## Extracted data
* * *

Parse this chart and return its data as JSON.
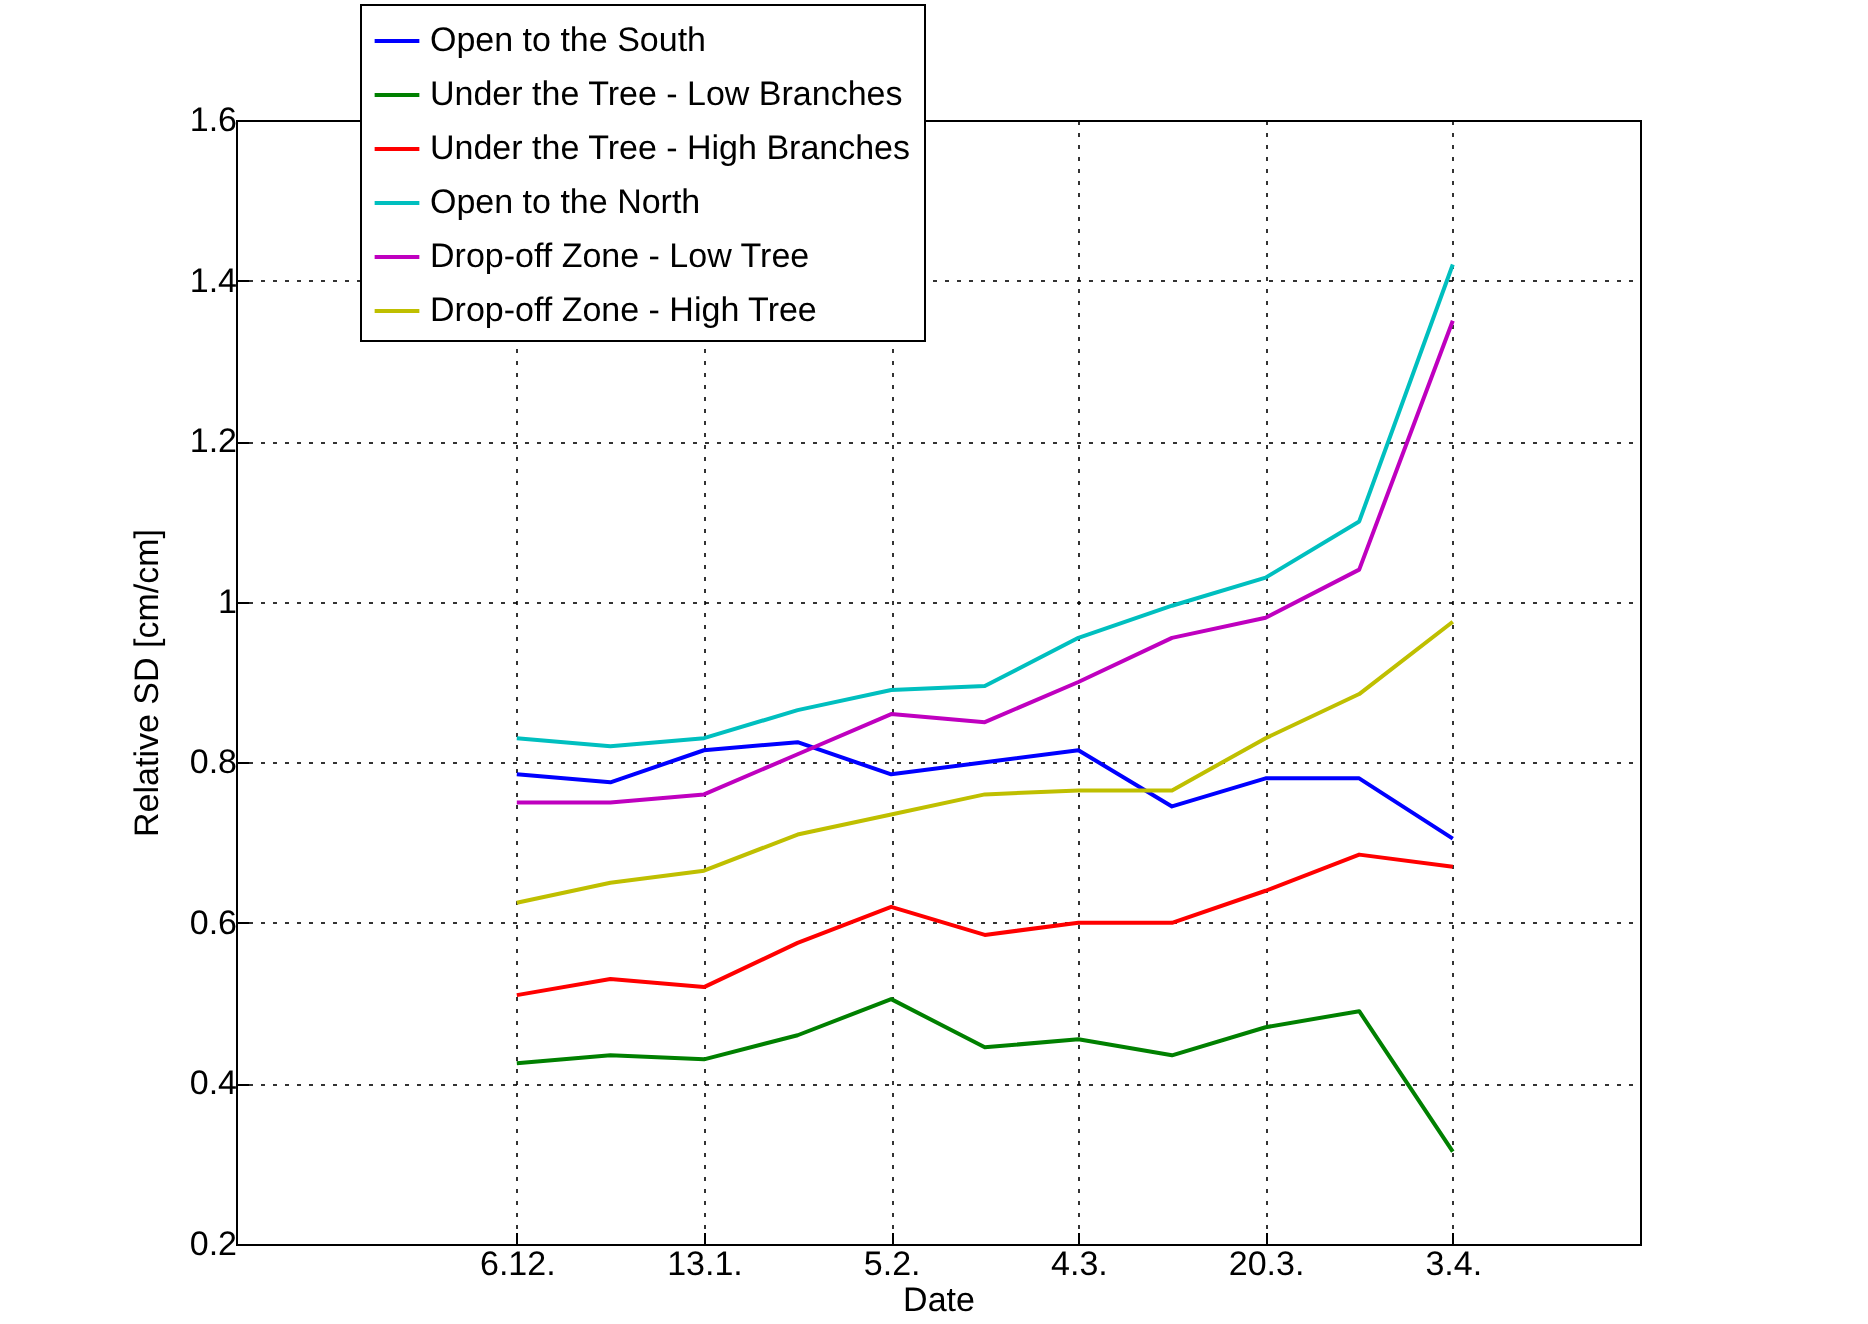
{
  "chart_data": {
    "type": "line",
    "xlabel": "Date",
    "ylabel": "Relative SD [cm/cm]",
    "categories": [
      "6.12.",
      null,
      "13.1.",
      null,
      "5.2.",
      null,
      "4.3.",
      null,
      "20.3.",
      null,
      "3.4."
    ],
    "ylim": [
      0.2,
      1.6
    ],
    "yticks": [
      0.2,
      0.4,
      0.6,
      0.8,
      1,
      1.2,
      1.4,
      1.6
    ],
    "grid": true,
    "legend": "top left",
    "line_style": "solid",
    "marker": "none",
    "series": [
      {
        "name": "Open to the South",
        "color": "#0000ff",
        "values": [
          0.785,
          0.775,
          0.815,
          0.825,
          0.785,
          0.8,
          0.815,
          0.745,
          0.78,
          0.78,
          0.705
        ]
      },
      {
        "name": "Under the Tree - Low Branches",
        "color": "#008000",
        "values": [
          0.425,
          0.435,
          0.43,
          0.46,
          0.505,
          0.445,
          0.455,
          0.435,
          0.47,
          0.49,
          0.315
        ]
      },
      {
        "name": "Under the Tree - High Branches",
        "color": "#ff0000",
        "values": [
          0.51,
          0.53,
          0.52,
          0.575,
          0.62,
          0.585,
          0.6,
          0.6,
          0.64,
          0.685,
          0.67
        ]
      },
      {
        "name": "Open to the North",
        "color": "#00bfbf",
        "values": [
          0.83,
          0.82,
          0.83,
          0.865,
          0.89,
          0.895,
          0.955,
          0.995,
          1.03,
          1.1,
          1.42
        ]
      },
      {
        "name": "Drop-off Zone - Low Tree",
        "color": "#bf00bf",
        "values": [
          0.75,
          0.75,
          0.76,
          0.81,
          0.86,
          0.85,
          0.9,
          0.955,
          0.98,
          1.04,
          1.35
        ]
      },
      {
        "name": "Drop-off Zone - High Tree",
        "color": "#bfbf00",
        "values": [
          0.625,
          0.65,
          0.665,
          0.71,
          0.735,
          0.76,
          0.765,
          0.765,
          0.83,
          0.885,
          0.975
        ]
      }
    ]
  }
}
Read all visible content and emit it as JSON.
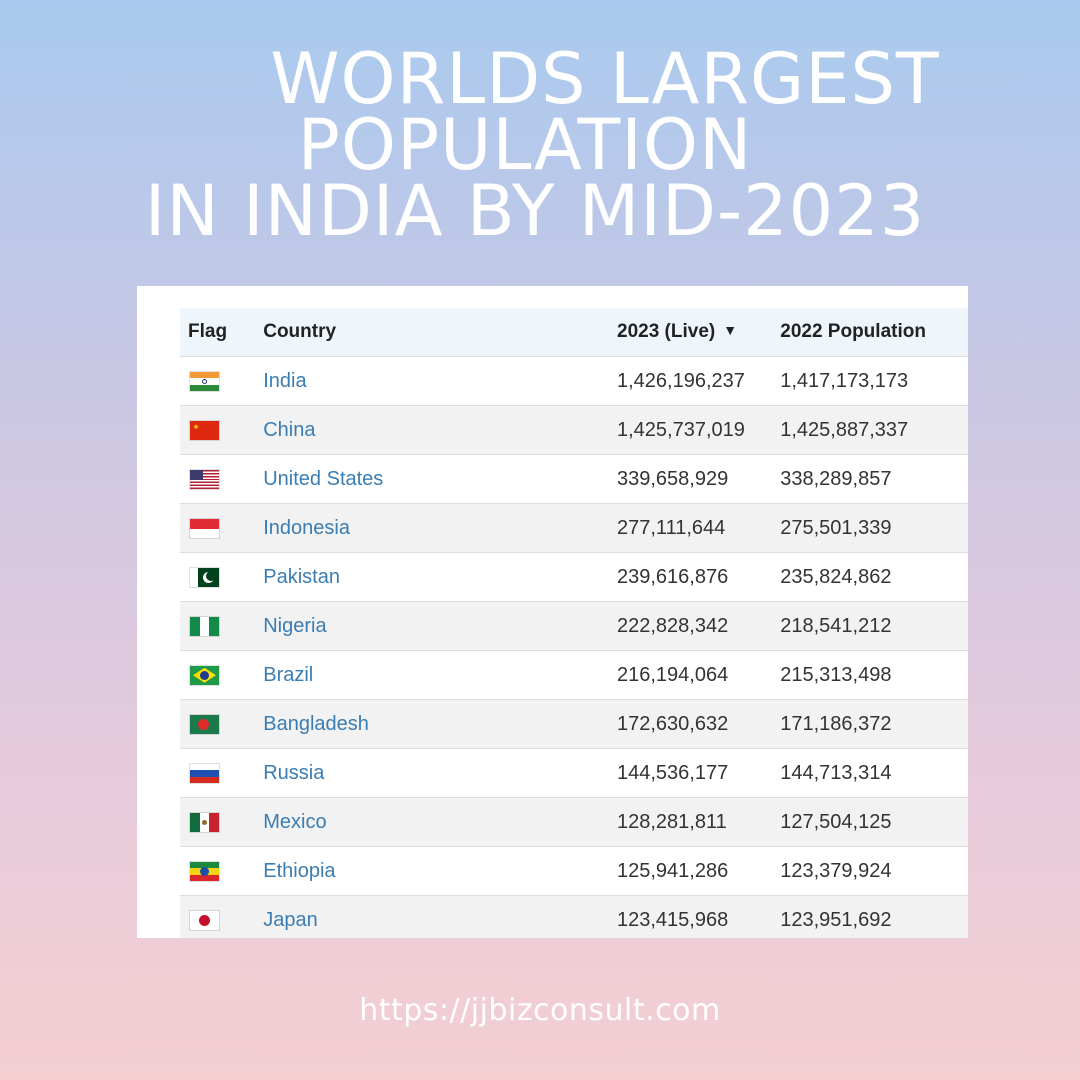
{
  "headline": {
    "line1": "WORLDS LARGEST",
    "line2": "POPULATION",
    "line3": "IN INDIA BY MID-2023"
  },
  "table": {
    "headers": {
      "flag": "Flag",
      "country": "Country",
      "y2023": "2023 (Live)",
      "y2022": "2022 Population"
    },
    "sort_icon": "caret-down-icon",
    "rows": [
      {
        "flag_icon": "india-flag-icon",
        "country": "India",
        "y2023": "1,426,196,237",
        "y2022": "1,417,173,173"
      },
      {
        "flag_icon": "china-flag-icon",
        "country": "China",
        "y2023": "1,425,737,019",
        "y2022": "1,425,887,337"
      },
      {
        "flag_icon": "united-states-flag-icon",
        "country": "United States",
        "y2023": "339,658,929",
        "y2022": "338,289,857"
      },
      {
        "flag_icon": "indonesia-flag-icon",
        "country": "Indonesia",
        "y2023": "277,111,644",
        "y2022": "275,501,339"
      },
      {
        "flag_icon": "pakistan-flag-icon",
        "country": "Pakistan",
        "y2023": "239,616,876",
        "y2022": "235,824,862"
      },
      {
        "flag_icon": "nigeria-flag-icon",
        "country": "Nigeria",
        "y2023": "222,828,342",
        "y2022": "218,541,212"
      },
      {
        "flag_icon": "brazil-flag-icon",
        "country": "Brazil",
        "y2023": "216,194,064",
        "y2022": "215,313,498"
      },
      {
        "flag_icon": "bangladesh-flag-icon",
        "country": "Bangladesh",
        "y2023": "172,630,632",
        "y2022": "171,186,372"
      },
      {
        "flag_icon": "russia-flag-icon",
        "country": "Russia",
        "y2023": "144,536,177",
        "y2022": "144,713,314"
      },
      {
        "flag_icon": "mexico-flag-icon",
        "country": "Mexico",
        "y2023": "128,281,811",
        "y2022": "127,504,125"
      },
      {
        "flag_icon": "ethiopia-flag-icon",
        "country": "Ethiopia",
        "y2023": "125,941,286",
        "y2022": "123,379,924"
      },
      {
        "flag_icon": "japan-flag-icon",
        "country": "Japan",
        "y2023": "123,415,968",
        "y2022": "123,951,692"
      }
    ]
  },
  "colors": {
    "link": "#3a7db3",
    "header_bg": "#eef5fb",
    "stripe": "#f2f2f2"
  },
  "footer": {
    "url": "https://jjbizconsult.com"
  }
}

* * *

## Aim of the task
Reproduce each entry precisely, dropping only the pictures.

## Finished task
Parse this chart and return its data as JSON.
{
  "chart_data": {
    "type": "line",
    "xlabel": "Date",
    "ylabel": "Relative SD [cm/cm]",
    "categories": [
      "6.12.",
      null,
      "13.1.",
      null,
      "5.2.",
      null,
      "4.3.",
      null,
      "20.3.",
      null,
      "3.4."
    ],
    "ylim": [
      0.2,
      1.6
    ],
    "yticks": [
      0.2,
      0.4,
      0.6,
      0.8,
      1,
      1.2,
      1.4,
      1.6
    ],
    "grid": true,
    "legend": "top left",
    "line_style": "solid",
    "marker": "none",
    "series": [
      {
        "name": "Open to the South",
        "color": "#0000ff",
        "values": [
          0.785,
          0.775,
          0.815,
          0.825,
          0.785,
          0.8,
          0.815,
          0.745,
          0.78,
          0.78,
          0.705
        ]
      },
      {
        "name": "Under the Tree - Low Branches",
        "color": "#008000",
        "values": [
          0.425,
          0.435,
          0.43,
          0.46,
          0.505,
          0.445,
          0.455,
          0.435,
          0.47,
          0.49,
          0.315
        ]
      },
      {
        "name": "Under the Tree - High Branches",
        "color": "#ff0000",
        "values": [
          0.51,
          0.53,
          0.52,
          0.575,
          0.62,
          0.585,
          0.6,
          0.6,
          0.64,
          0.685,
          0.67
        ]
      },
      {
        "name": "Open to the North",
        "color": "#00bfbf",
        "values": [
          0.83,
          0.82,
          0.83,
          0.865,
          0.89,
          0.895,
          0.955,
          0.995,
          1.03,
          1.1,
          1.42
        ]
      },
      {
        "name": "Drop-off Zone - Low Tree",
        "color": "#bf00bf",
        "values": [
          0.75,
          0.75,
          0.76,
          0.81,
          0.86,
          0.85,
          0.9,
          0.955,
          0.98,
          1.04,
          1.35
        ]
      },
      {
        "name": "Drop-off Zone - High Tree",
        "color": "#bfbf00",
        "values": [
          0.625,
          0.65,
          0.665,
          0.71,
          0.735,
          0.76,
          0.765,
          0.765,
          0.83,
          0.885,
          0.975
        ]
      }
    ]
  }
}
Read all visible content and emit it as JSON.
{
  "headline": {
    "line1": "WORLDS LARGEST",
    "line2": "POPULATION",
    "line3": "IN INDIA BY MID-2023"
  },
  "table": {
    "headers": {
      "flag": "Flag",
      "country": "Country",
      "y2023": "2023 (Live)",
      "y2022": "2022 Population"
    },
    "sort_icon": "caret-down-icon",
    "rows": [
      {
        "flag_icon": "india-flag-icon",
        "country": "India",
        "y2023": "1,426,196,237",
        "y2022": "1,417,173,173"
      },
      {
        "flag_icon": "china-flag-icon",
        "country": "China",
        "y2023": "1,425,737,019",
        "y2022": "1,425,887,337"
      },
      {
        "flag_icon": "united-states-flag-icon",
        "country": "United States",
        "y2023": "339,658,929",
        "y2022": "338,289,857"
      },
      {
        "flag_icon": "indonesia-flag-icon",
        "country": "Indonesia",
        "y2023": "277,111,644",
        "y2022": "275,501,339"
      },
      {
        "flag_icon": "pakistan-flag-icon",
        "country": "Pakistan",
        "y2023": "239,616,876",
        "y2022": "235,824,862"
      },
      {
        "flag_icon": "nigeria-flag-icon",
        "country": "Nigeria",
        "y2023": "222,828,342",
        "y2022": "218,541,212"
      },
      {
        "flag_icon": "brazil-flag-icon",
        "country": "Brazil",
        "y2023": "216,194,064",
        "y2022": "215,313,498"
      },
      {
        "flag_icon": "bangladesh-flag-icon",
        "country": "Bangladesh",
        "y2023": "172,630,632",
        "y2022": "171,186,372"
      },
      {
        "flag_icon": "russia-flag-icon",
        "country": "Russia",
        "y2023": "144,536,177",
        "y2022": "144,713,314"
      },
      {
        "flag_icon": "mexico-flag-icon",
        "country": "Mexico",
        "y2023": "128,281,811",
        "y2022": "127,504,125"
      },
      {
        "flag_icon": "ethiopia-flag-icon",
        "country": "Ethiopia",
        "y2023": "125,941,286",
        "y2022": "123,379,924"
      },
      {
        "flag_icon": "japan-flag-icon",
        "country": "Japan",
        "y2023": "123,415,968",
        "y2022": "123,951,692"
      }
    ]
  },
  "colors": {
    "link": "#3a7db3",
    "header_bg": "#eef5fb",
    "stripe": "#f2f2f2"
  },
  "footer": {
    "url": "https://jjbizconsult.com"
  }
}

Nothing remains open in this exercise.